Given problem — Pull every line that holds the word "дополнительного" from the entries.

(Data records)

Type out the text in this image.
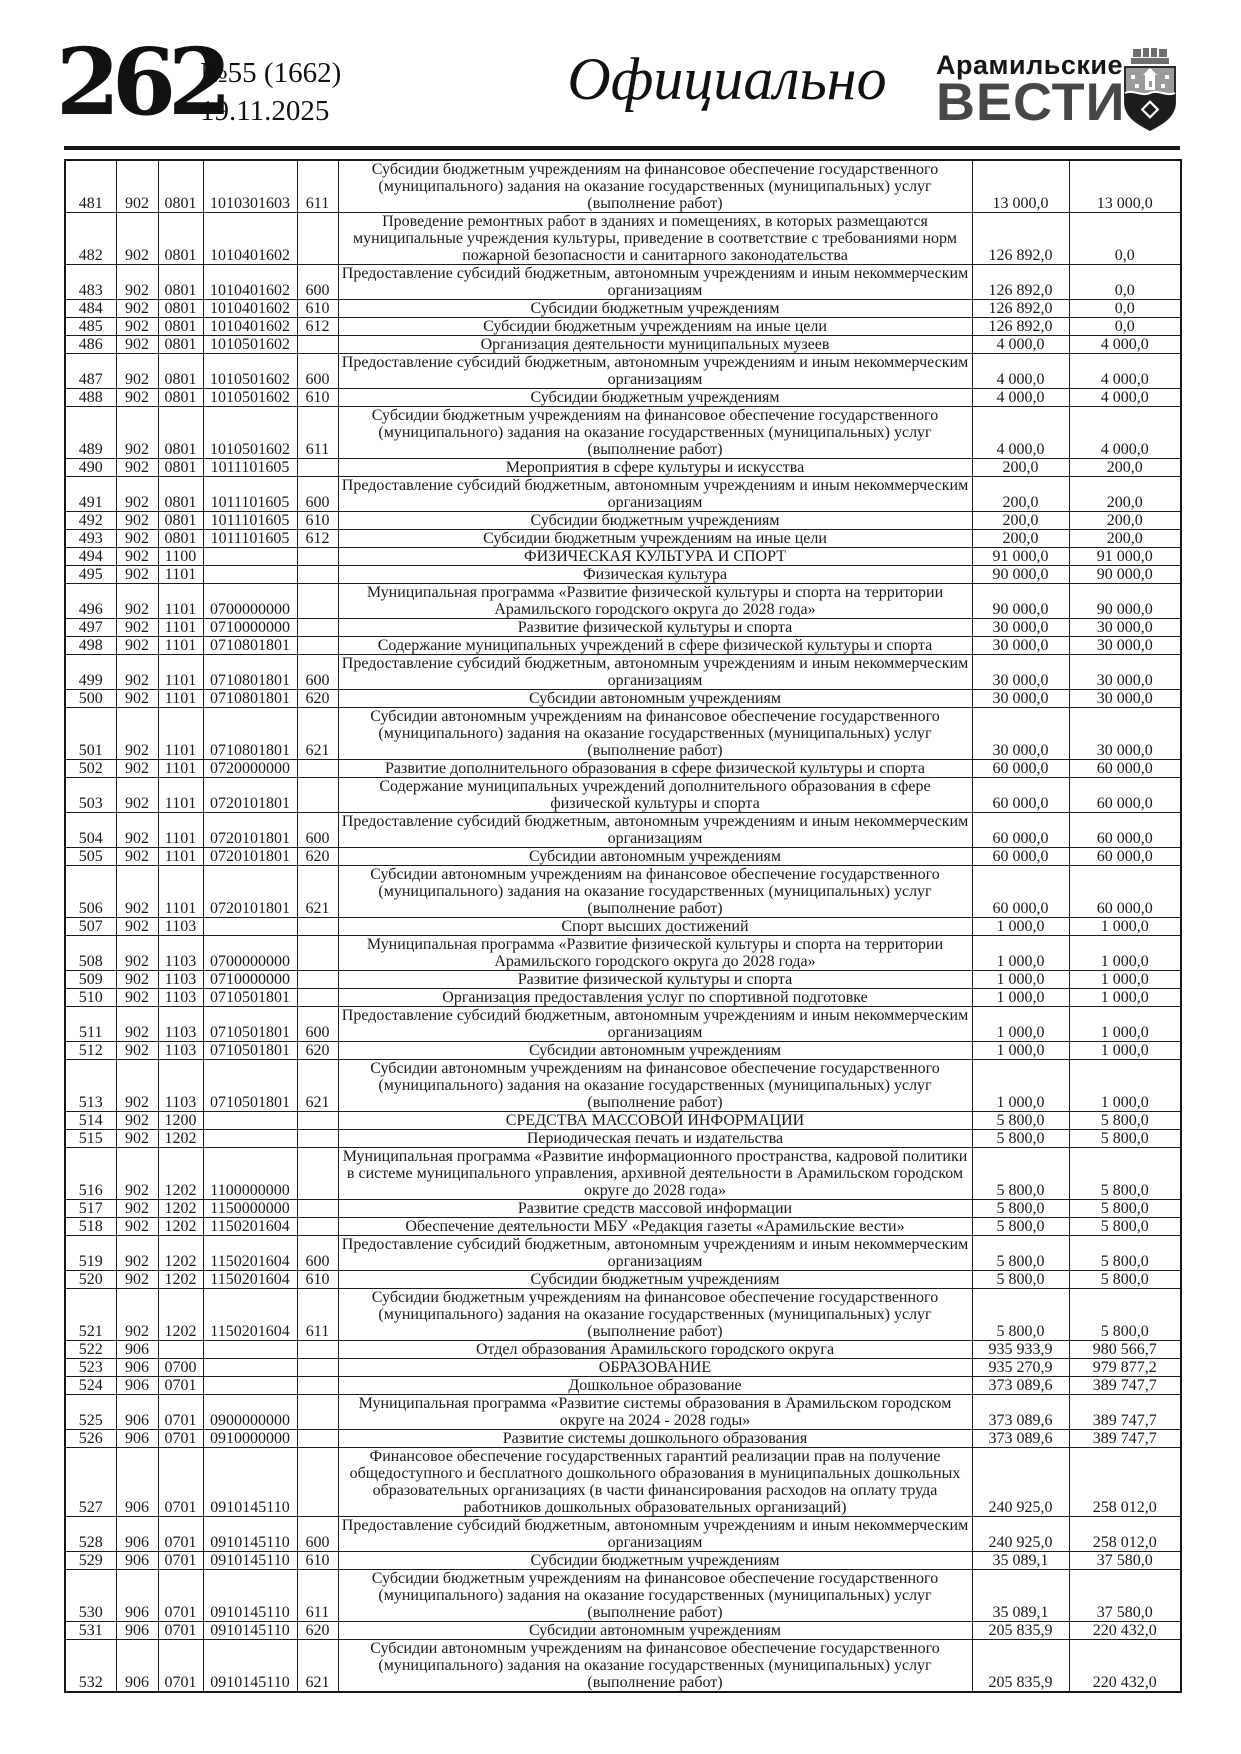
262
№55 (1662)
19.11.2025	Официально	Арамильские
ВЕСТИ
481	902	0801	1010301603	611	Субсидии бюджетным учреждениям на финансовое обеспечение государственного (муниципального) задания на оказание государственных (муниципальных) услуг (выполнение работ)	13 000,0	13 000,0
482	902	0801	1010401602		Проведение ремонтных работ в зданиях и помещениях, в которых размещаются муниципальные учреждения культуры, приведение в соответствие с требованиями норм пожарной безопасности и санитарного законодательства	126 892,0	0,0
483	902	0801	1010401602	600	Предоставление субсидий бюджетным, автономным учреждениям и иным некоммерческим организациям	126 892,0	0,0
484	902	0801	1010401602	610	Субсидии бюджетным учреждениям	126 892,0	0,0
485	902	0801	1010401602	612	Субсидии бюджетным учреждениям на иные цели	126 892,0	0,0
486	902	0801	1010501602		Организация деятельности муниципальных музеев	4 000,0	4 000,0
487	902	0801	1010501602	600	Предоставление субсидий бюджетным, автономным учреждениям и иным некоммерческим организациям	4 000,0	4 000,0
488	902	0801	1010501602	610	Субсидии бюджетным учреждениям	4 000,0	4 000,0
489	902	0801	1010501602	611	Субсидии бюджетным учреждениям на финансовое обеспечение государственного (муниципального) задания на оказание государственных (муниципальных) услуг (выполнение работ)	4 000,0	4 000,0
490	902	0801	1011101605		Мероприятия в сфере культуры и искусства	200,0	200,0
491	902	0801	1011101605	600	Предоставление субсидий бюджетным, автономным учреждениям и иным некоммерческим организациям	200,0	200,0
492	902	0801	1011101605	610	Субсидии бюджетным учреждениям	200,0	200,0
493	902	0801	1011101605	612	Субсидии бюджетным учреждениям на иные цели	200,0	200,0
494	902	1100			ФИЗИЧЕСКАЯ КУЛЬТУРА И СПОРТ	91 000,0	91 000,0
495	902	1101			Физическая культура	90 000,0	90 000,0
496	902	1101	0700000000		Муниципальная программа «Развитие физической культуры и спорта на территории Арамильского городского округа до 2028 года»	90 000,0	90 000,0
497	902	1101	0710000000		Развитие физической культуры и спорта	30 000,0	30 000,0
498	902	1101	0710801801		Содержание муниципальных учреждений в сфере физической культуры и спорта	30 000,0	30 000,0
499	902	1101	0710801801	600	Предоставление субсидий бюджетным, автономным учреждениям и иным некоммерческим организациям	30 000,0	30 000,0
500	902	1101	0710801801	620	Субсидии автономным учреждениям	30 000,0	30 000,0
501	902	1101	0710801801	621	Субсидии автономным учреждениям на финансовое обеспечение государственного (муниципального) задания на оказание государственных (муниципальных) услуг (выполнение работ)	30 000,0	30 000,0
502	902	1101	0720000000		Развитие дополнительного образования в сфере физической культуры и спорта	60 000,0	60 000,0
503	902	1101	0720101801		Содержание муниципальных учреждений дополнительного образования в сфере физической культуры и спорта	60 000,0	60 000,0
504	902	1101	0720101801	600	Предоставление субсидий бюджетным, автономным учреждениям и иным некоммерческим организациям	60 000,0	60 000,0
505	902	1101	0720101801	620	Субсидии автономным учреждениям	60 000,0	60 000,0
506	902	1101	0720101801	621	Субсидии автономным учреждениям на финансовое обеспечение государственного (муниципального) задания на оказание государственных (муниципальных) услуг (выполнение работ)	60 000,0	60 000,0
507	902	1103			Спорт высших достижений	1 000,0	1 000,0
508	902	1103	0700000000		Муниципальная программа «Развитие физической культуры и спорта на территории Арамильского городского округа до 2028 года»	1 000,0	1 000,0
509	902	1103	0710000000		Развитие физической культуры и спорта	1 000,0	1 000,0
510	902	1103	0710501801		Организация предоставления услуг по спортивной подготовке	1 000,0	1 000,0
511	902	1103	0710501801	600	Предоставление субсидий бюджетным, автономным учреждениям и иным некоммерческим организациям	1 000,0	1 000,0
512	902	1103	0710501801	620	Субсидии автономным учреждениям	1 000,0	1 000,0
513	902	1103	0710501801	621	Субсидии автономным учреждениям на финансовое обеспечение государственного (муниципального) задания на оказание государственных (муниципальных) услуг (выполнение работ)	1 000,0	1 000,0
514	902	1200			СРЕДСТВА МАССОВОЙ ИНФОРМАЦИИ	5 800,0	5 800,0
515	902	1202			Периодическая печать и издательства	5 800,0	5 800,0
516	902	1202	1100000000		Муниципальная программа «Развитие информационного пространства, кадровой политики в системе муниципального управления, архивной деятельности в Арамильском городском округе до 2028 года»	5 800,0	5 800,0
517	902	1202	1150000000		Развитие средств массовой информации	5 800,0	5 800,0
518	902	1202	1150201604		Обеспечение деятельности МБУ «Редакция газеты «Арамильские вести»	5 800,0	5 800,0
519	902	1202	1150201604	600	Предоставление субсидий бюджетным, автономным учреждениям и иным некоммерческим организациям	5 800,0	5 800,0
520	902	1202	1150201604	610	Субсидии бюджетным учреждениям	5 800,0	5 800,0
521	902	1202	1150201604	611	Субсидии бюджетным учреждениям на финансовое обеспечение государственного (муниципального) задания на оказание государственных (муниципальных) услуг (выполнение работ)	5 800,0	5 800,0
522	906				Отдел образования Арамильского городского округа	935 933,9	980 566,7
523	906	0700			ОБРАЗОВАНИЕ	935 270,9	979 877,2
524	906	0701			Дошкольное образование	373 089,6	389 747,7
525	906	0701	0900000000		Муниципальная программа «Развитие системы образования в Арамильском городском округе на 2024 - 2028 годы»	373 089,6	389 747,7
526	906	0701	0910000000		Развитие системы дошкольного образования	373 089,6	389 747,7
527	906	0701	0910145110		Финансовое обеспечение государственных гарантий реализации прав на получение общедоступного и бесплатного дошкольного образования в муниципальных дошкольных образовательных организациях (в части финансирования расходов на оплату труда работников дошкольных образовательных организаций)	240 925,0	258 012,0
528	906	0701	0910145110	600	Предоставление субсидий бюджетным, автономным учреждениям и иным некоммерческим организациям	240 925,0	258 012,0
529	906	0701	0910145110	610	Субсидии бюджетным учреждениям	35 089,1	37 580,0
530	906	0701	0910145110	611	Субсидии бюджетным учреждениям на финансовое обеспечение государственного (муниципального) задания на оказание государственных (муниципальных) услуг (выполнение работ)	35 089,1	37 580,0
531	906	0701	0910145110	620	Субсидии автономным учреждениям	205 835,9	220 432,0
532	906	0701	0910145110	621	Субсидии автономным учреждениям на финансовое обеспечение государственного (муниципального) задания на оказание государственных (муниципальных) услуг (выполнение работ)	205 835,9	220 432,0
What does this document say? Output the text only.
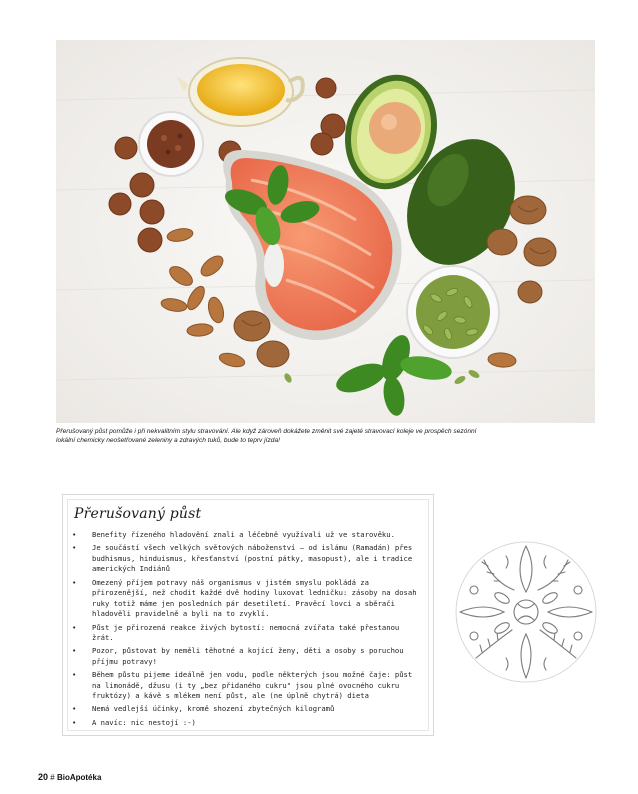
Přerušovaný půst pomůže i při nekvalitním stylu stravování. Ale když zároveň dokážete změnit své zajeté stravovací koleje ve prospěch sezónní lokální chemicky neošetřované zeleniny a zdravých tuků, bude to teprv jízda!
Přerušovaný půst
• Benefity řízeného hladovění znali a léčebně využívali už ve starověku.
• Je součástí všech velkých světových náboženství – od islámu (Ramadán) přes budhismus, hinduismus, křesťanství (postní pátky, masopust), ale i tradice amerických Indiánů
• Omezený příjem potravy náš organismus v jistém smyslu pokládá za přirozenější, než chodit každé dvě hodiny luxovat ledničku: zásoby na dosah ruky totiž máme jen posledních pár desetiletí. Pravěcí lovci a sběrači hladověli pravidelně a byli na to zvyklí.
• Půst je přirozená reakce živých bytostí: nemocná zvířata také přestanou žrát.
• Pozor, půstovat by neměli těhotné a kojící ženy, děti a osoby s poruchou příjmu potravy!
• Během půstu pijeme ideálně jen vodu, podle některých jsou možné čaje: půst na limonádě, džusu (i ty „bez přidaného cukru" jsou plné ovocného cukru fruktózy) a kávě s mlékem není půst, ale (ne úplně chytrá) dieta
• Nemá vedlejší účinky, kromě shození zbytečných kilogramů
• A navíc: nic nestojí :-)
20 # BioApotéka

Solution to the problem —
502	902	1101	0720000000		Развитие дополнительного образования в сфере физической культуры и спорта	60 000,0	60 000,0
503	902	1101	0720101801		Содержание муниципальных учреждений дополнительного образования в сфере физической культуры и спорта	60 000,0	60 000,0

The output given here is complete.